◆ WHAT YOU NEED TO DO
Give every entry again, word for word.

######

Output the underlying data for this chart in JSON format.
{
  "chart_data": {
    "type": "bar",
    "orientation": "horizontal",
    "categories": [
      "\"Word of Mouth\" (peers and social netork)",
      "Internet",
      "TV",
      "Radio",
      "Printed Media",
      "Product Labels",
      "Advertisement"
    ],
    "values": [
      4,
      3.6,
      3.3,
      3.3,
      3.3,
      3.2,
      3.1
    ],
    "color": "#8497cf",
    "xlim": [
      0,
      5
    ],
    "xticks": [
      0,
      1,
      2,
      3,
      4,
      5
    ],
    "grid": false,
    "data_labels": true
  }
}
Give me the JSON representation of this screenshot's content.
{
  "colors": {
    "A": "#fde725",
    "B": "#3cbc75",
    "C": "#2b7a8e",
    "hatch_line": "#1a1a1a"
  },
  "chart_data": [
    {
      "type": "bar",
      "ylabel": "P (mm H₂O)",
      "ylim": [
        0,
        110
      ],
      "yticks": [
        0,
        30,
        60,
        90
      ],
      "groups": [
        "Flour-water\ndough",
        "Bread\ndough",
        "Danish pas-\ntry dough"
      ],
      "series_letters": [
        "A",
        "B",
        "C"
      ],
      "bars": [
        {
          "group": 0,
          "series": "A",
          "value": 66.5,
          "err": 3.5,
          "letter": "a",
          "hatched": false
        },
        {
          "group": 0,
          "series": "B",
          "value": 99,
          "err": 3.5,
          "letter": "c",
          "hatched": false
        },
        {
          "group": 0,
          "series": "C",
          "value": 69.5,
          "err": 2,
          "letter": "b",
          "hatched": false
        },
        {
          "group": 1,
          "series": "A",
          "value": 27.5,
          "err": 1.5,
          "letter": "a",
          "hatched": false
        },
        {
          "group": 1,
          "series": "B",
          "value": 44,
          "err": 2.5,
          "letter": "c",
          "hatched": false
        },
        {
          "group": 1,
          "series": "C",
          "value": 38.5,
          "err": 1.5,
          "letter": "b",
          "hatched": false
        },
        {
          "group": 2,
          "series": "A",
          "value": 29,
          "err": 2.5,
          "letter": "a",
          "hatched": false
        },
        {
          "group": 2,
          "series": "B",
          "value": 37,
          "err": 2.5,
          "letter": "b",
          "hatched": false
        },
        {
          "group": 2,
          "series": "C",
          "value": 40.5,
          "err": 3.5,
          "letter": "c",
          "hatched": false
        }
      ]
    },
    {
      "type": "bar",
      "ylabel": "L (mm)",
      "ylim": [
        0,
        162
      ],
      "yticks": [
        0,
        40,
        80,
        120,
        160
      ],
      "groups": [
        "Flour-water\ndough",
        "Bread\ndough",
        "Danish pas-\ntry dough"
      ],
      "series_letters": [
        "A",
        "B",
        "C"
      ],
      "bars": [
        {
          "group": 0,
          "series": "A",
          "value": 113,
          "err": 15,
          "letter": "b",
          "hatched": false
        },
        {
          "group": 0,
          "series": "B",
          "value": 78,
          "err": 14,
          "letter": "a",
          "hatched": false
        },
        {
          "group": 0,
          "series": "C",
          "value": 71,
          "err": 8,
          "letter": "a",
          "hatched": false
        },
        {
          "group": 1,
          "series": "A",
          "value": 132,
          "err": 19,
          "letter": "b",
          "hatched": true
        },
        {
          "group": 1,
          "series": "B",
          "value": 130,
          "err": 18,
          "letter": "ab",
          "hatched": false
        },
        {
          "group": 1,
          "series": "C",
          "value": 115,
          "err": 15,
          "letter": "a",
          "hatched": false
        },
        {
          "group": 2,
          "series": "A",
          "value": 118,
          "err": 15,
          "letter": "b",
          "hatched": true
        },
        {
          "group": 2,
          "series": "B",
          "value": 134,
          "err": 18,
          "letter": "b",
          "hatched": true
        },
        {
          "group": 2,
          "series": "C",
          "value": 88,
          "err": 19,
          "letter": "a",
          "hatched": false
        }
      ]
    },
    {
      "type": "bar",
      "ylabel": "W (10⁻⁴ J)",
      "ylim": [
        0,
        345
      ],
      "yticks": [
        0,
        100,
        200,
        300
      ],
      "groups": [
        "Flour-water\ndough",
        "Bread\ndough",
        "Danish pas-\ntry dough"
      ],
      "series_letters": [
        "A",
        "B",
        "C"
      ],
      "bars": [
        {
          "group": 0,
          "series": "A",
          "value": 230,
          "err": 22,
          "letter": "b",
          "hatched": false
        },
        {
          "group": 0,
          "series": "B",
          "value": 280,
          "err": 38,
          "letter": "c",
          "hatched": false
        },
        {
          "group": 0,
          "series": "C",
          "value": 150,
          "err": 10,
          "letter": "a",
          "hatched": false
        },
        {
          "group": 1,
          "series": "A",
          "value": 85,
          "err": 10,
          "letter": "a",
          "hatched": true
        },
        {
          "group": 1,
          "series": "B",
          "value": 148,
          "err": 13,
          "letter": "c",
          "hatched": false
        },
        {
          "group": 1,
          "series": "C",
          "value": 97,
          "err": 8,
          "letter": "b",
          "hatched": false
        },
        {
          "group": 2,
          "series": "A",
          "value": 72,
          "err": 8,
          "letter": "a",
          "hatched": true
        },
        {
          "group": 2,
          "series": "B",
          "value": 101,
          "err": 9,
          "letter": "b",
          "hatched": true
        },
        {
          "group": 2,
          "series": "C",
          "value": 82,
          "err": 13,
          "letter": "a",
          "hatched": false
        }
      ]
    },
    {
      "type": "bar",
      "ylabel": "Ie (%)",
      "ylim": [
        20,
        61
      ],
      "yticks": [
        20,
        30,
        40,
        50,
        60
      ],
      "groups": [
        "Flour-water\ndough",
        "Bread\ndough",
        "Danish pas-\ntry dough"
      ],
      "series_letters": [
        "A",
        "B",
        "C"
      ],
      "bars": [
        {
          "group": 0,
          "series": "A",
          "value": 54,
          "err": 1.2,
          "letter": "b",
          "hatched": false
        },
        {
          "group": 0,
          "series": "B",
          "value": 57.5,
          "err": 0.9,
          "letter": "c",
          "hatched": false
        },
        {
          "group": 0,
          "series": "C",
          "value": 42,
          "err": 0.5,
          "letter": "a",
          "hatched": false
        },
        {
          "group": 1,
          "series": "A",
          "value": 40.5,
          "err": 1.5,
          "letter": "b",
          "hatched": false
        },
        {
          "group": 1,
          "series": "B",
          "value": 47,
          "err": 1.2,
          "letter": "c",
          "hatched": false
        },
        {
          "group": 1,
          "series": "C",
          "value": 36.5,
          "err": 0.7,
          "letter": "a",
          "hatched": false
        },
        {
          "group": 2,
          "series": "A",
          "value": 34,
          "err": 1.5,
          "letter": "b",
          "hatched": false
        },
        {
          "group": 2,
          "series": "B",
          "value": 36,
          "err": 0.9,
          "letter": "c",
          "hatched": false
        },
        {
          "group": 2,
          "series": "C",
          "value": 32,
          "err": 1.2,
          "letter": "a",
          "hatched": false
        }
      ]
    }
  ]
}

######

◆ SOLUTION FOR THIS PROBLEM
Output the underlying data for this chart in JSON format.
{
  "chart_data": {
    "type": "bar",
    "orientation": "horizontal",
    "categories": [
      "\"Word of Mouth\" (peers and social netork)",
      "Internet",
      "TV",
      "Radio",
      "Printed Media",
      "Product Labels",
      "Advertisement"
    ],
    "values": [
      4,
      3.6,
      3.3,
      3.3,
      3.3,
      3.2,
      3.1
    ],
    "color": "#8497cf",
    "xlim": [
      0,
      5
    ],
    "xticks": [
      0,
      1,
      2,
      3,
      4,
      5
    ],
    "grid": false,
    "data_labels": true
  }
}
Give me the JSON representation of this screenshot's content.
{
  "colors": {
    "A": "#fde725",
    "B": "#3cbc75",
    "C": "#2b7a8e",
    "hatch_line": "#1a1a1a"
  },
  "chart_data": [
    {
      "type": "bar",
      "ylabel": "P (mm H₂O)",
      "ylim": [
        0,
        110
      ],
      "yticks": [
        0,
        30,
        60,
        90
      ],
      "groups": [
        "Flour-water\ndough",
        "Bread\ndough",
        "Danish pas-\ntry dough"
      ],
      "series_letters": [
        "A",
        "B",
        "C"
      ],
      "bars": [
        {
          "group": 0,
          "series": "A",
          "value": 66.5,
          "err": 3.5,
          "letter": "a",
          "hatched": false
        },
        {
          "group": 0,
          "series": "B",
          "value": 99,
          "err": 3.5,
          "letter": "c",
          "hatched": false
        },
        {
          "group": 0,
          "series": "C",
          "value": 69.5,
          "err": 2,
          "letter": "b",
          "hatched": false
        },
        {
          "group": 1,
          "series": "A",
          "value": 27.5,
          "err": 1.5,
          "letter": "a",
          "hatched": false
        },
        {
          "group": 1,
          "series": "B",
          "value": 44,
          "err": 2.5,
          "letter": "c",
          "hatched": false
        },
        {
          "group": 1,
          "series": "C",
          "value": 38.5,
          "err": 1.5,
          "letter": "b",
          "hatched": false
        },
        {
          "group": 2,
          "series": "A",
          "value": 29,
          "err": 2.5,
          "letter": "a",
          "hatched": false
        },
        {
          "group": 2,
          "series": "B",
          "value": 37,
          "err": 2.5,
          "letter": "b",
          "hatched": false
        },
        {
          "group": 2,
          "series": "C",
          "value": 40.5,
          "err": 3.5,
          "letter": "c",
          "hatched": false
        }
      ]
    },
    {
      "type": "bar",
      "ylabel": "L (mm)",
      "ylim": [
        0,
        162
      ],
      "yticks": [
        0,
        40,
        80,
        120,
        160
      ],
      "groups": [
        "Flour-water\ndough",
        "Bread\ndough",
        "Danish pas-\ntry dough"
      ],
      "series_letters": [
        "A",
        "B",
        "C"
      ],
      "bars": [
        {
          "group": 0,
          "series": "A",
          "value": 113,
          "err": 15,
          "letter": "b",
          "hatched": false
        },
        {
          "group": 0,
          "series": "B",
          "value": 78,
          "err": 14,
          "letter": "a",
          "hatched": false
        },
        {
          "group": 0,
          "series": "C",
          "value": 71,
          "err": 8,
          "letter": "a",
          "hatched": false
        },
        {
          "group": 1,
          "series": "A",
          "value": 132,
          "err": 19,
          "letter": "b",
          "hatched": true
        },
        {
          "group": 1,
          "series": "B",
          "value": 130,
          "err": 18,
          "letter": "ab",
          "hatched": false
        },
        {
          "group": 1,
          "series": "C",
          "value": 115,
          "err": 15,
          "letter": "a",
          "hatched": false
        },
        {
          "group": 2,
          "series": "A",
          "value": 118,
          "err": 15,
          "letter": "b",
          "hatched": true
        },
        {
          "group": 2,
          "series": "B",
          "value": 134,
          "err": 18,
          "letter": "b",
          "hatched": true
        },
        {
          "group": 2,
          "series": "C",
          "value": 88,
          "err": 19,
          "letter": "a",
          "hatched": false
        }
      ]
    },
    {
      "type": "bar",
      "ylabel": "W (10⁻⁴ J)",
      "ylim": [
        0,
        345
      ],
      "yticks": [
        0,
        100,
        200,
        300
      ],
      "groups": [
        "Flour-water\ndough",
        "Bread\ndough",
        "Danish pas-\ntry dough"
      ],
      "series_letters": [
        "A",
        "B",
        "C"
      ],
      "bars": [
        {
          "group": 0,
          "series": "A",
          "value": 230,
          "err": 22,
          "letter": "b",
          "hatched": false
        },
        {
          "group": 0,
          "series": "B",
          "value": 280,
          "err": 38,
          "letter": "c",
          "hatched": false
        },
        {
          "group": 0,
          "series": "C",
          "value": 150,
          "err": 10,
          "letter": "a",
          "hatched": false
        },
        {
          "group": 1,
          "series": "A",
          "value": 85,
          "err": 10,
          "letter": "a",
          "hatched": true
        },
        {
          "group": 1,
          "series": "B",
          "value": 148,
          "err": 13,
          "letter": "c",
          "hatched": false
        },
        {
          "group": 1,
          "series": "C",
          "value": 97,
          "err": 8,
          "letter": "b",
          "hatched": false
        },
        {
          "group": 2,
          "series": "A",
          "value": 72,
          "err": 8,
          "letter": "a",
          "hatched": true
        },
        {
          "group": 2,
          "series": "B",
          "value": 101,
          "err": 9,
          "letter": "b",
          "hatched": true
        },
        {
          "group": 2,
          "series": "C",
          "value": 82,
          "err": 13,
          "letter": "a",
          "hatched": false
        }
      ]
    },
    {
      "type": "bar",
      "ylabel": "Ie (%)",
      "ylim": [
        20,
        61
      ],
      "yticks": [
        20,
        30,
        40,
        50,
        60
      ],
      "groups": [
        "Flour-water\ndough",
        "Bread\ndough",
        "Danish pas-\ntry dough"
      ],
      "series_letters": [
        "A",
        "B",
        "C"
      ],
      "bars": [
        {
          "group": 0,
          "series": "A",
          "value": 54,
          "err": 1.2,
          "letter": "b",
          "hatched": false
        },
        {
          "group": 0,
          "series": "B",
          "value": 57.5,
          "err": 0.9,
          "letter": "c",
          "hatched": false
        },
        {
          "group": 0,
          "series": "C",
          "value": 42,
          "err": 0.5,
          "letter": "a",
          "hatched": false
        },
        {
          "group": 1,
          "series": "A",
          "value": 40.5,
          "err": 1.5,
          "letter": "b",
          "hatched": false
        },
        {
          "group": 1,
          "series": "B",
          "value": 47,
          "err": 1.2,
          "letter": "c",
          "hatched": false
        },
        {
          "group": 1,
          "series": "C",
          "value": 36.5,
          "err": 0.7,
          "letter": "a",
          "hatched": false
        },
        {
          "group": 2,
          "series": "A",
          "value": 34,
          "err": 1.5,
          "letter": "b",
          "hatched": false
        },
        {
          "group": 2,
          "series": "B",
          "value": 36,
          "err": 0.9,
          "letter": "c",
          "hatched": false
        },
        {
          "group": 2,
          "series": "C",
          "value": 32,
          "err": 1.2,
          "letter": "a",
          "hatched": false
        }
      ]
    }
  ]
}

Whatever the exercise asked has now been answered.